What you will do: Reproduce all of the material exactly as shown.

Items listed in a dataset:
****************************************

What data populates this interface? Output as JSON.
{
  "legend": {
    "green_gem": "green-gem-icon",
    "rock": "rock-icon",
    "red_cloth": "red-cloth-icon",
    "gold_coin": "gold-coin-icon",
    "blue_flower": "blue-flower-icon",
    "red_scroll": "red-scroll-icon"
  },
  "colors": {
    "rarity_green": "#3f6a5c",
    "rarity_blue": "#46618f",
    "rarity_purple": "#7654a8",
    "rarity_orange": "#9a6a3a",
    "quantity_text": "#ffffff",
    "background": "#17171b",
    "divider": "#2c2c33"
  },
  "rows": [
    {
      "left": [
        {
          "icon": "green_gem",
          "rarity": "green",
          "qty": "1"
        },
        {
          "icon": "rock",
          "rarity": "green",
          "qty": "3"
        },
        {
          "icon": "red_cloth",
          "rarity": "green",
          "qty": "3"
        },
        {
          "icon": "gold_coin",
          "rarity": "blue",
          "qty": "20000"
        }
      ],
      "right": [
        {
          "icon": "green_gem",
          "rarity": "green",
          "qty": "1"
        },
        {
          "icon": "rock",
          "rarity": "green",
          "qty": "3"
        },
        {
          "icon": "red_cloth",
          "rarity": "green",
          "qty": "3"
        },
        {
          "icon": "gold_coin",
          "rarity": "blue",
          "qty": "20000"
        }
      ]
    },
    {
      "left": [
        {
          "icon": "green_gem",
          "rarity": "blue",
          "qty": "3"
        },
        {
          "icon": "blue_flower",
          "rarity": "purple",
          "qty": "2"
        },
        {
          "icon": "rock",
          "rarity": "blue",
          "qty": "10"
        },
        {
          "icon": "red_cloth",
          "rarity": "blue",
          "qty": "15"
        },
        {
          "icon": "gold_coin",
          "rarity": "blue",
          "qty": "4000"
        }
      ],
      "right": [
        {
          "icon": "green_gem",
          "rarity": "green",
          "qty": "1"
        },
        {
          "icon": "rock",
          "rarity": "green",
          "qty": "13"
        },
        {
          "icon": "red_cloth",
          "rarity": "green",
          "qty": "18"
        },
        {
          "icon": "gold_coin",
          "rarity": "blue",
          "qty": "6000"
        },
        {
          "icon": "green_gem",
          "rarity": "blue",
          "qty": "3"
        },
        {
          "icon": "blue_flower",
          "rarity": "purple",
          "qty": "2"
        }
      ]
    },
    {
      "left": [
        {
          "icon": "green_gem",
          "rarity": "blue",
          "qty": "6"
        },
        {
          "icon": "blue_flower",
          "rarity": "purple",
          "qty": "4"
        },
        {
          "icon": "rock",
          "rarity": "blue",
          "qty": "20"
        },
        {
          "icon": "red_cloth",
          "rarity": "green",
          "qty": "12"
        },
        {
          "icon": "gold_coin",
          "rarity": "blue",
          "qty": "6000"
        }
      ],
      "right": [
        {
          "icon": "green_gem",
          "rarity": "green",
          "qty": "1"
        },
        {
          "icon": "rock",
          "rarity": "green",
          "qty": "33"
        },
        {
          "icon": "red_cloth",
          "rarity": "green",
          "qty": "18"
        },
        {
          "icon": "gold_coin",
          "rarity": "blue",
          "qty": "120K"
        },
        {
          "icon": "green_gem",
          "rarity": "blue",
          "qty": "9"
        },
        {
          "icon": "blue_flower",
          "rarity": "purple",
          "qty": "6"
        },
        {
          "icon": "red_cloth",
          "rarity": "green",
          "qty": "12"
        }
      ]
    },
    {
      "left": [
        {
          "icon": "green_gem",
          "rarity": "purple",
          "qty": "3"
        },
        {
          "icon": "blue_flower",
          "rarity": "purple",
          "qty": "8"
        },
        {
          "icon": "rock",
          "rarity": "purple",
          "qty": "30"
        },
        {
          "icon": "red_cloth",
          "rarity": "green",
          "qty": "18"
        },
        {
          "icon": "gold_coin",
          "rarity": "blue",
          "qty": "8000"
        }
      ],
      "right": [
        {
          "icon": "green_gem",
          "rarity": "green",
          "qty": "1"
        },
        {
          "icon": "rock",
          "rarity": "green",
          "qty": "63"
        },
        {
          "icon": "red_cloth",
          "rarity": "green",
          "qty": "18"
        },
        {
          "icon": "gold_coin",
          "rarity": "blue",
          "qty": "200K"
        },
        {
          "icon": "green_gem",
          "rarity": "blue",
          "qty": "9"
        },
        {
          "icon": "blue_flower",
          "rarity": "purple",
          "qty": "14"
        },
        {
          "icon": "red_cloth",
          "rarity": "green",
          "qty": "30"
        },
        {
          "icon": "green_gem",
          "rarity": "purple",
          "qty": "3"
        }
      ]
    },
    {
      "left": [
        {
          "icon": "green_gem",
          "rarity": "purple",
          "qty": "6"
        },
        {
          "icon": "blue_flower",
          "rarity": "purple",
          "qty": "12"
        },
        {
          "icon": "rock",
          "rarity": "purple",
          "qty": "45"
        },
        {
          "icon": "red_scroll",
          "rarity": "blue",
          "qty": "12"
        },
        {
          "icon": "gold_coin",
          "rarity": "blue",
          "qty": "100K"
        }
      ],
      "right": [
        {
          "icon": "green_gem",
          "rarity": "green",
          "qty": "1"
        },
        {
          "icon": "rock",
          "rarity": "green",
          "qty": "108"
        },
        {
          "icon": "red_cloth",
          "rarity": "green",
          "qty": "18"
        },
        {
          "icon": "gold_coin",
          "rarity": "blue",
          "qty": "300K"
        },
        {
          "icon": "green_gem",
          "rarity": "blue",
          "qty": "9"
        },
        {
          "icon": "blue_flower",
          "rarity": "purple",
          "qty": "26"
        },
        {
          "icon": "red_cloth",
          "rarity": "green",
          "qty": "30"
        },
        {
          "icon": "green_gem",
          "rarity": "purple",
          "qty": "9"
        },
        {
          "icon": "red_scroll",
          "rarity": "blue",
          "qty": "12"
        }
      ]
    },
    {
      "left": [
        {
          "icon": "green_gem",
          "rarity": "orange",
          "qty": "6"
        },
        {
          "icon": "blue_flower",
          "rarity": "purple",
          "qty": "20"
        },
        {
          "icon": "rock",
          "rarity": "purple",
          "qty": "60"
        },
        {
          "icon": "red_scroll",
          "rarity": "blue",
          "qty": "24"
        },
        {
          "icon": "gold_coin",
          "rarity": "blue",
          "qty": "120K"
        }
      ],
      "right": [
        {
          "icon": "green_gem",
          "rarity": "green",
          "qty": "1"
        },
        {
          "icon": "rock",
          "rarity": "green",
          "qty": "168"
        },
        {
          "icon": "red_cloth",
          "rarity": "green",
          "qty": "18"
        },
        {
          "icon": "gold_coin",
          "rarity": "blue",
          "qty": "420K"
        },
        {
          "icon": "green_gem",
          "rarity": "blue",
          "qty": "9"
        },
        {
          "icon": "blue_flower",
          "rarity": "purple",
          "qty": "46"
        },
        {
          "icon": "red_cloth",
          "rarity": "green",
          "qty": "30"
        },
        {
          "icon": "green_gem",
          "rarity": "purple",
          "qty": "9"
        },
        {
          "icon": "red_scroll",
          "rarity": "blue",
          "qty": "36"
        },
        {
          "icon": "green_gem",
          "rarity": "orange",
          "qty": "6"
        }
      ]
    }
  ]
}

****************************************

Exercise result:
What data populates this interface? Output as JSON.
{
  "legend": {
    "green_gem": "green-gem-icon",
    "rock": "rock-icon",
    "red_cloth": "red-cloth-icon",
    "gold_coin": "gold-coin-icon",
    "blue_flower": "blue-flower-icon",
    "red_scroll": "red-scroll-icon"
  },
  "colors": {
    "rarity_green": "#3f6a5c",
    "rarity_blue": "#46618f",
    "rarity_purple": "#7654a8",
    "rarity_orange": "#9a6a3a",
    "quantity_text": "#ffffff",
    "background": "#17171b",
    "divider": "#2c2c33"
  },
  "rows": [
    {
      "left": [
        {
          "icon": "green_gem",
          "rarity": "green",
          "qty": "1"
        },
        {
          "icon": "rock",
          "rarity": "green",
          "qty": "3"
        },
        {
          "icon": "red_cloth",
          "rarity": "green",
          "qty": "3"
        },
        {
          "icon": "gold_coin",
          "rarity": "blue",
          "qty": "20000"
        }
      ],
      "right": [
        {
          "icon": "green_gem",
          "rarity": "green",
          "qty": "1"
        },
        {
          "icon": "rock",
          "rarity": "green",
          "qty": "3"
        },
        {
          "icon": "red_cloth",
          "rarity": "green",
          "qty": "3"
        },
        {
          "icon": "gold_coin",
          "rarity": "blue",
          "qty": "20000"
        }
      ]
    },
    {
      "left": [
        {
          "icon": "green_gem",
          "rarity": "blue",
          "qty": "3"
        },
        {
          "icon": "blue_flower",
          "rarity": "purple",
          "qty": "2"
        },
        {
          "icon": "rock",
          "rarity": "blue",
          "qty": "10"
        },
        {
          "icon": "red_cloth",
          "rarity": "blue",
          "qty": "15"
        },
        {
          "icon": "gold_coin",
          "rarity": "blue",
          "qty": "4000"
        }
      ],
      "right": [
        {
          "icon": "green_gem",
          "rarity": "green",
          "qty": "1"
        },
        {
          "icon": "rock",
          "rarity": "green",
          "qty": "13"
        },
        {
          "icon": "red_cloth",
          "rarity": "green",
          "qty": "18"
        },
        {
          "icon": "gold_coin",
          "rarity": "blue",
          "qty": "6000"
        },
        {
          "icon": "green_gem",
          "rarity": "blue",
          "qty": "3"
        },
        {
          "icon": "blue_flower",
          "rarity": "purple",
          "qty": "2"
        }
      ]
    },
    {
      "left": [
        {
          "icon": "green_gem",
          "rarity": "blue",
          "qty": "6"
        },
        {
          "icon": "blue_flower",
          "rarity": "purple",
          "qty": "4"
        },
        {
          "icon": "rock",
          "rarity": "blue",
          "qty": "20"
        },
        {
          "icon": "red_cloth",
          "rarity": "green",
          "qty": "12"
        },
        {
          "icon": "gold_coin",
          "rarity": "blue",
          "qty": "6000"
        }
      ],
      "right": [
        {
          "icon": "green_gem",
          "rarity": "green",
          "qty": "1"
        },
        {
          "icon": "rock",
          "rarity": "green",
          "qty": "33"
        },
        {
          "icon": "red_cloth",
          "rarity": "green",
          "qty": "18"
        },
        {
          "icon": "gold_coin",
          "rarity": "blue",
          "qty": "120K"
        },
        {
          "icon": "green_gem",
          "rarity": "blue",
          "qty": "9"
        },
        {
          "icon": "blue_flower",
          "rarity": "purple",
          "qty": "6"
        },
        {
          "icon": "red_cloth",
          "rarity": "green",
          "qty": "12"
        }
      ]
    },
    {
      "left": [
        {
          "icon": "green_gem",
          "rarity": "purple",
          "qty": "3"
        },
        {
          "icon": "blue_flower",
          "rarity": "purple",
          "qty": "8"
        },
        {
          "icon": "rock",
          "rarity": "purple",
          "qty": "30"
        },
        {
          "icon": "red_cloth",
          "rarity": "green",
          "qty": "18"
        },
        {
          "icon": "gold_coin",
          "rarity": "blue",
          "qty": "8000"
        }
      ],
      "right": [
        {
          "icon": "green_gem",
          "rarity": "green",
          "qty": "1"
        },
        {
          "icon": "rock",
          "rarity": "green",
          "qty": "63"
        },
        {
          "icon": "red_cloth",
          "rarity": "green",
          "qty": "18"
        },
        {
          "icon": "gold_coin",
          "rarity": "blue",
          "qty": "200K"
        },
        {
          "icon": "green_gem",
          "rarity": "blue",
          "qty": "9"
        },
        {
          "icon": "blue_flower",
          "rarity": "purple",
          "qty": "14"
        },
        {
          "icon": "red_cloth",
          "rarity": "green",
          "qty": "30"
        },
        {
          "icon": "green_gem",
          "rarity": "purple",
          "qty": "3"
        }
      ]
    },
    {
      "left": [
        {
          "icon": "green_gem",
          "rarity": "purple",
          "qty": "6"
        },
        {
          "icon": "blue_flower",
          "rarity": "purple",
          "qty": "12"
        },
        {
          "icon": "rock",
          "rarity": "purple",
          "qty": "45"
        },
        {
          "icon": "red_scroll",
          "rarity": "blue",
          "qty": "12"
        },
        {
          "icon": "gold_coin",
          "rarity": "blue",
          "qty": "100K"
        }
      ],
      "right": [
        {
          "icon": "green_gem",
          "rarity": "green",
          "qty": "1"
        },
        {
          "icon": "rock",
          "rarity": "green",
          "qty": "108"
        },
        {
          "icon": "red_cloth",
          "rarity": "green",
          "qty": "18"
        },
        {
          "icon": "gold_coin",
          "rarity": "blue",
          "qty": "300K"
        },
        {
          "icon": "green_gem",
          "rarity": "blue",
          "qty": "9"
        },
        {
          "icon": "blue_flower",
          "rarity": "purple",
          "qty": "26"
        },
        {
          "icon": "red_cloth",
          "rarity": "green",
          "qty": "30"
        },
        {
          "icon": "green_gem",
          "rarity": "purple",
          "qty": "9"
        },
        {
          "icon": "red_scroll",
          "rarity": "blue",
          "qty": "12"
        }
      ]
    },
    {
      "left": [
        {
          "icon": "green_gem",
          "rarity": "orange",
          "qty": "6"
        },
        {
          "icon": "blue_flower",
          "rarity": "purple",
          "qty": "20"
        },
        {
          "icon": "rock",
          "rarity": "purple",
          "qty": "60"
        },
        {
          "icon": "red_scroll",
          "rarity": "blue",
          "qty": "24"
        },
        {
          "icon": "gold_coin",
          "rarity": "blue",
          "qty": "120K"
        }
      ],
      "right": [
        {
          "icon": "green_gem",
          "rarity": "green",
          "qty": "1"
        },
        {
          "icon": "rock",
          "rarity": "green",
          "qty": "168"
        },
        {
          "icon": "red_cloth",
          "rarity": "green",
          "qty": "18"
        },
        {
          "icon": "gold_coin",
          "rarity": "blue",
          "qty": "420K"
        },
        {
          "icon": "green_gem",
          "rarity": "blue",
          "qty": "9"
        },
        {
          "icon": "blue_flower",
          "rarity": "purple",
          "qty": "46"
        },
        {
          "icon": "red_cloth",
          "rarity": "green",
          "qty": "30"
        },
        {
          "icon": "green_gem",
          "rarity": "purple",
          "qty": "9"
        },
        {
          "icon": "red_scroll",
          "rarity": "blue",
          "qty": "36"
        },
        {
          "icon": "green_gem",
          "rarity": "orange",
          "qty": "6"
        }
      ]
    }
  ]
}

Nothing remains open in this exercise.